* PROMPT *
Please pull out every line below that contains the word "pixel".

* DATA SHOWN *
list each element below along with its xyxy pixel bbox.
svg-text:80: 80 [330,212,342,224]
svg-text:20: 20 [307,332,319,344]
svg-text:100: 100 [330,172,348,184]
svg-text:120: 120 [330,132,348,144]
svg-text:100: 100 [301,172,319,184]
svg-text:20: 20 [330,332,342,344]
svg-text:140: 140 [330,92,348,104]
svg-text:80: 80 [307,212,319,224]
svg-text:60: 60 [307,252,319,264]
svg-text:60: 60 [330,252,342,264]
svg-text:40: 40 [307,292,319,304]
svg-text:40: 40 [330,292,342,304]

* SOLVED PROBLEM *
list each element below along with its xyxy pixel bbox.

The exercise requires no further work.